Task statement: From the forum thread about saving Outlook attachments, pull out the passage from "I am really" to "i got online." word for word.

───── Document extract ─────

# Off Topic > Hello..Introduce yourself >  >  Saving Outlook attachments

## ronik

Hi All,

I am really strugling since last 3 months to get into solution of my requirement. What my requirement is 

I want to save outlook attachments depending on subject line. The attachment which i receive goes to a sub folder of outlook. Sub folder name is "MOTIT". How do i do this? at present i m using folder picker option form code. I have copied code online into excel and running the same. can someone please help me out for this one. what i need is just to modify code in Folder picker so that it dosent ask which folder to select form outlook. here is my code which i got online.
i m facing an error in line: 'Set outFolder = outNs.Folders("MOTIT").Folders("Inbox") 'CHANGE FOLDER AS NEEDED


Public Sub Extract_Outlook_Email_Attachments()

    Dim OutlookOpened As Boolean
    Dim outApp As Outlook.Application
    Dim outNs As Outlook.Namespace
    Dim outFolder As Outlook.MAPIFolder
    Dim outAttachment As Outlook.Attachment
    Dim outItem As Object
    Dim outMailItem As Outlook.MailItem
    Dim inputDate As String
    Dim subjectFilter As String
    Dim saveInFolder As String

    saveInFolder = "Z:\Rohan\BDN files"                                 'CHANGE FOLDER PATH AS NEEDED
    If Right(saveInFolder, 2) <> "\" Then saveInFolder = saveInFolder & "\"

    'inputDate = Format(InputBox("Type the start date"), "dd/mm/yyyy")
    'If inputDate = "" Then Exit Sub

    subjectFilter = "BDR_LINE"
    '& Format(inputDate, "dd/mm/yyyy")

───── Data records ─────

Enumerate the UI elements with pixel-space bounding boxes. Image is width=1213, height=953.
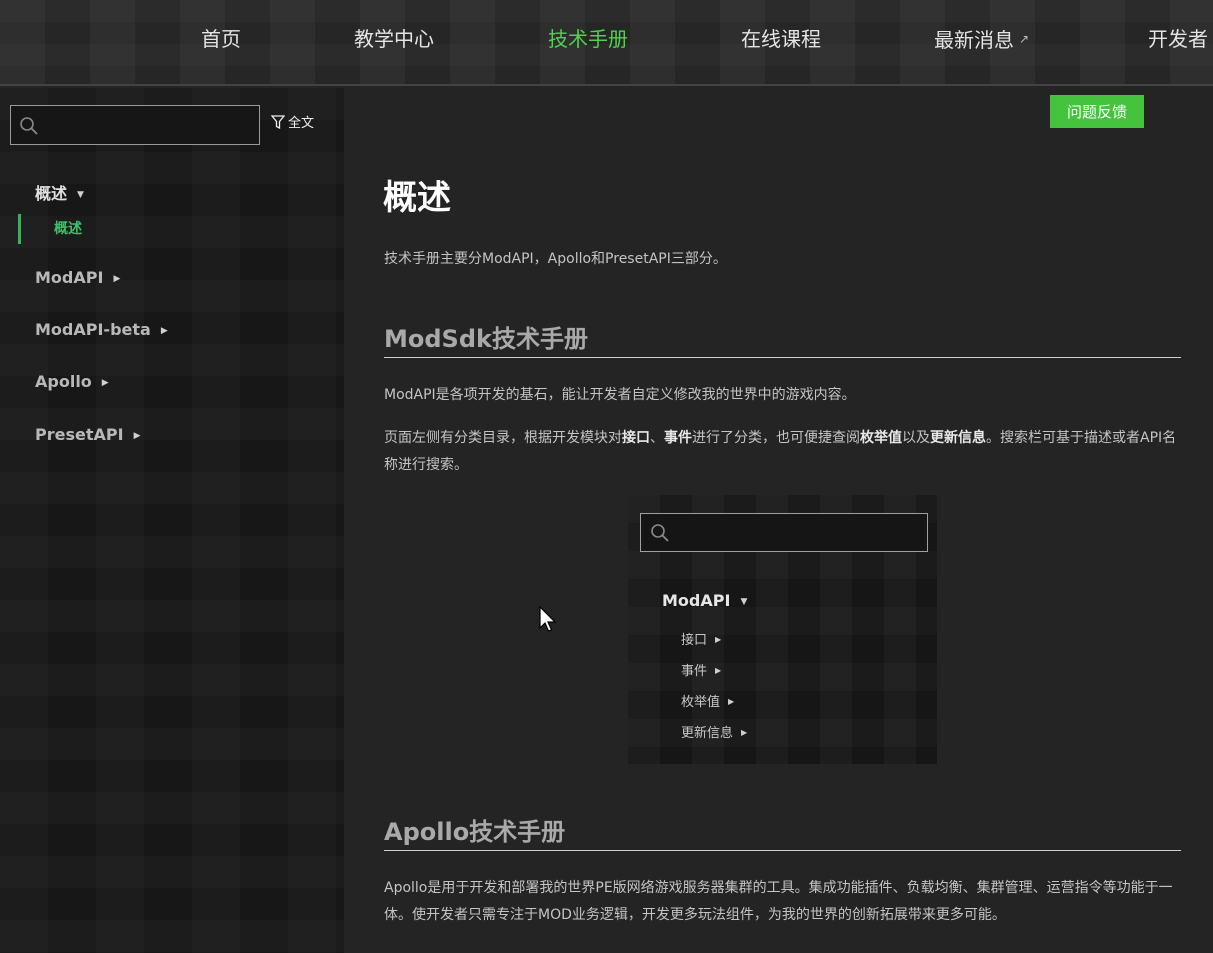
page-title: 概述 (383, 178, 451, 218)
sidebar-preview-image: ModAPI ▼ 接口 ▶ 事件 ▶ 枚举值 ▶ 更新信息 ▶ (628, 495, 937, 764)
sidebar-subitem-overview[interactable]: 概述 (18, 214, 338, 244)
preview-item-label: 更新信息 (681, 726, 734, 741)
bold-update-info: 更新信息 (930, 430, 986, 446)
preview-search-box (640, 513, 928, 552)
intro-paragraph: 技术手册主要分ModAPI，Apollo和PresetAPI三部分。 (384, 251, 727, 267)
preview-label: ModAPI (662, 591, 731, 610)
external-link-icon: ↗ (1019, 32, 1030, 46)
nav-item-tech-manual[interactable]: 技术手册 (548, 24, 628, 54)
preview-item-label: 事件 (681, 664, 708, 679)
caret-right-icon: ▶ (133, 431, 141, 441)
caret-right-icon: ▶ (160, 326, 168, 336)
nav-item-home[interactable]: 首页 (201, 24, 241, 54)
feedback-button[interactable]: 问题反馈 (1050, 95, 1144, 128)
caret-down-icon: ▼ (740, 597, 748, 607)
top-navigation: 首页 教学中心 技术手册 在线课程 最新消息 ↗ 开发者 (0, 0, 1213, 86)
sidebar-item-label: 概述 (35, 184, 68, 203)
preview-item-label: 枚举值 (681, 695, 721, 710)
sidebar-item-overview[interactable]: 概述 ▼ (35, 181, 84, 207)
caret-down-icon: ▼ (77, 190, 84, 200)
sidebar-item-label: Apollo (35, 372, 92, 391)
modsdk-paragraph-1: ModAPI是各项开发的基石，能让开发者自定义修改我的世界中的游戏内容。 (384, 387, 856, 403)
section-title-modsdk: ModSdk技术手册 (384, 322, 1181, 358)
mouse-cursor-icon (539, 606, 557, 632)
preview-item-event: 事件 ▶ (681, 660, 721, 679)
caret-right-icon: ▶ (715, 635, 722, 644)
filter-icon (271, 115, 285, 129)
sidebar-item-presetapi[interactable]: PresetAPI ▶ (35, 422, 140, 448)
preview-item-interface: 接口 ▶ (681, 629, 721, 648)
nav-item-tutorial-center[interactable]: 教学中心 (354, 24, 434, 54)
nav-item-latest-news-label: 最新消息 (934, 28, 1014, 52)
sidebar-item-modapi[interactable]: ModAPI ▶ (35, 265, 120, 291)
section-title-apollo: Apollo技术手册 (384, 815, 1181, 851)
sidebar-item-modapi-beta[interactable]: ModAPI-beta ▶ (35, 317, 168, 343)
preview-item-label: 接口 (681, 633, 708, 648)
main-content: 问题反馈 概述 技术手册主要分ModAPI，Apollo和PresetAPI三部… (344, 88, 1213, 953)
bold-interface: 接口 (622, 430, 650, 446)
modsdk-paragraph-2: 页面左侧有分类目录，根据开发模块对接口、事件进行了分类，也可便捷查阅枚举值以及更… (384, 425, 1184, 479)
search-input[interactable] (45, 110, 255, 140)
text-run: 以及 (902, 430, 930, 446)
sidebar: 全文 概述 ▼ 概述 ModAPI ▶ ModAPI-beta ▶ Apollo ▶ P… (0, 88, 344, 953)
sidebar-item-apollo[interactable]: Apollo ▶ (35, 369, 109, 395)
preview-item-enum: 枚举值 ▶ (681, 691, 734, 710)
full-text-filter-button[interactable]: 全文 (271, 114, 314, 134)
text-run: 页面左侧有分类目录，根据开发模块对 (384, 430, 622, 446)
filter-label: 全文 (288, 116, 315, 131)
caret-right-icon: ▶ (101, 378, 109, 388)
search-icon (20, 117, 38, 135)
nav-item-developer[interactable]: 开发者 (1148, 24, 1208, 54)
search-icon (651, 524, 669, 542)
bold-event: 事件 (664, 430, 692, 446)
sidebar-search-box[interactable] (10, 105, 260, 145)
nav-item-online-courses[interactable]: 在线课程 (741, 24, 821, 54)
nav-item-latest-news[interactable]: 最新消息 ↗ (934, 24, 1029, 54)
preview-item-update-info: 更新信息 ▶ (681, 722, 747, 741)
apollo-paragraph-1: Apollo是用于开发和部署我的世界PE版网络游戏服务器集群的工具。集成功能插件… (384, 880, 1173, 923)
text-run: 、 (650, 430, 664, 446)
text-run: 进行了分类，也可便捷查阅 (692, 430, 860, 446)
sidebar-item-label: ModAPI-beta (35, 320, 151, 339)
caret-right-icon: ▶ (715, 666, 722, 675)
preview-modapi-heading: ModAPI ▼ (662, 591, 747, 610)
sidebar-item-label: PresetAPI (35, 425, 124, 444)
caret-right-icon: ▶ (741, 728, 748, 737)
sidebar-item-label: ModAPI (35, 268, 104, 287)
caret-right-icon: ▶ (113, 274, 121, 284)
bold-enum: 枚举值 (860, 430, 902, 446)
caret-right-icon: ▶ (728, 697, 735, 706)
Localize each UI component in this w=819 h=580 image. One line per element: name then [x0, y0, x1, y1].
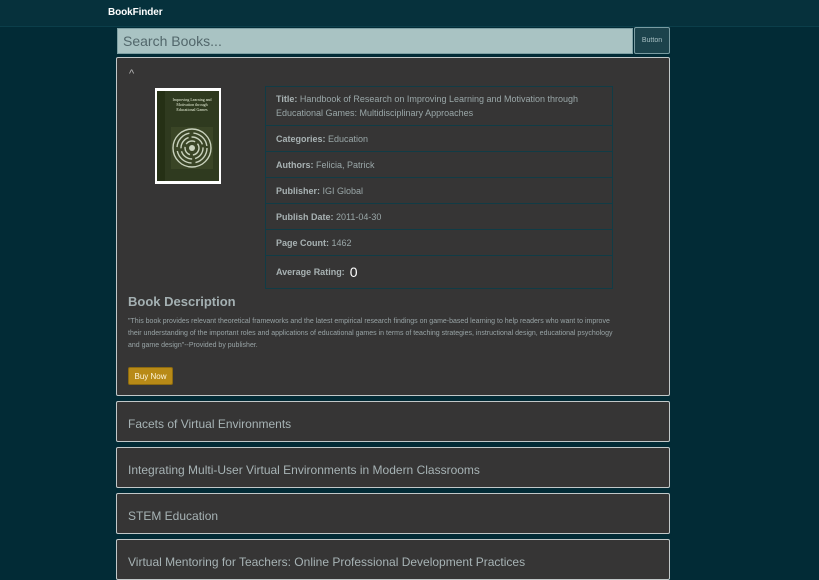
result-title[interactable]: Facets of Virtual Environments: [128, 417, 291, 431]
description-text: "This book provides relevant theoretical…: [128, 318, 613, 349]
detail-value-publish-date: 2011-04-30: [336, 211, 382, 222]
buy-now-button[interactable]: Buy Now: [128, 367, 173, 385]
result-title[interactable]: Integrating Multi-User Virtual Environme…: [128, 463, 480, 477]
top-navbar: BookFinder: [0, 0, 819, 27]
book-cover-text: Improving Learning and Motivation throug…: [172, 97, 212, 112]
detail-label: Page Count:: [276, 237, 329, 248]
result-title[interactable]: STEM Education: [128, 509, 218, 523]
book-cover-image: Improving Learning and Motivation throug…: [155, 88, 221, 184]
detail-row-categories: Categories: Education: [265, 125, 613, 152]
rating-value: 0: [349, 264, 358, 281]
brand-logo[interactable]: BookFinder: [108, 7, 163, 18]
book-card-expanded: ^ Improving Learning and Motivation thro…: [116, 57, 670, 396]
detail-value-authors: Felicia, Patrick: [316, 159, 375, 170]
detail-row-rating: Average Rating: 0: [265, 255, 613, 289]
detail-row-authors: Authors: Felicia, Patrick: [265, 151, 613, 178]
detail-row-publisher: Publisher: IGI Global: [265, 177, 613, 204]
detail-value-publisher: IGI Global: [322, 185, 364, 196]
book-result-item[interactable]: Facets of Virtual Environments: [116, 401, 670, 442]
result-title[interactable]: Virtual Mentoring for Teachers: Online P…: [128, 555, 525, 569]
book-result-item[interactable]: Integrating Multi-User Virtual Environme…: [116, 447, 670, 488]
book-result-item[interactable]: Virtual Mentoring for Teachers: Online P…: [116, 539, 670, 580]
book-result-item[interactable]: STEM Education: [116, 493, 670, 534]
search-button[interactable]: Button: [634, 27, 670, 54]
detail-row-publish-date: Publish Date: 2011-04-30: [265, 203, 613, 230]
detail-label: Average Rating:: [276, 266, 345, 277]
detail-row-title: Title: Handbook of Research on Improving…: [265, 86, 613, 126]
detail-label: Publish Date:: [276, 211, 334, 222]
description-heading: Book Description: [128, 294, 236, 309]
book-details-table: Title: Handbook of Research on Improving…: [265, 86, 613, 289]
detail-value-categories: Education: [328, 133, 369, 144]
detail-label: Title:: [276, 94, 298, 104]
detail-value-title: Handbook of Research on Improving Learni…: [276, 94, 579, 118]
collapse-toggle[interactable]: ^: [129, 68, 134, 80]
detail-label: Categories:: [276, 133, 326, 144]
maze-graphic: [171, 127, 213, 169]
detail-row-page-count: Page Count: 1462: [265, 229, 613, 256]
search-input[interactable]: [117, 28, 633, 54]
detail-label: Publisher:: [276, 185, 321, 196]
detail-label: Authors:: [276, 159, 314, 170]
detail-value-page-count: 1462: [331, 237, 352, 248]
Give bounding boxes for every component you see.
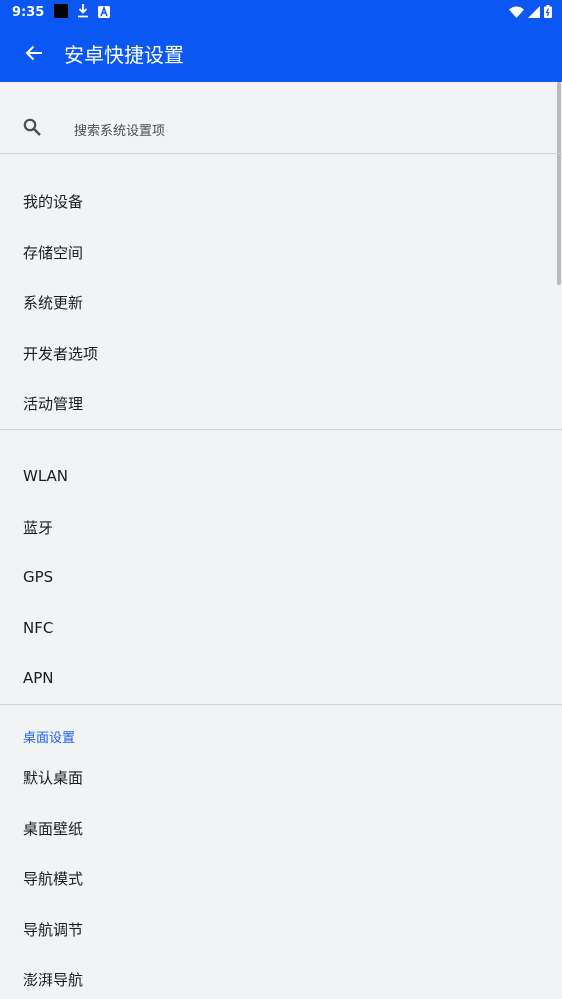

─────

Task response:
I am really strugling since last 3 months to get into solution of my requirement. What my requirement is 

I want to save outlook attachments depending on subject line. The attachment which i receive goes to a sub folder of outlook. Sub folder name is "MOTIT". How do i do this? at present i m using folder picker option form code. I have copied code online into excel and running the same. can someone please help me out for this one. what i need is just to modify code in Folder picker so that it dosent ask which folder to select form outlook. here is my code which i got online.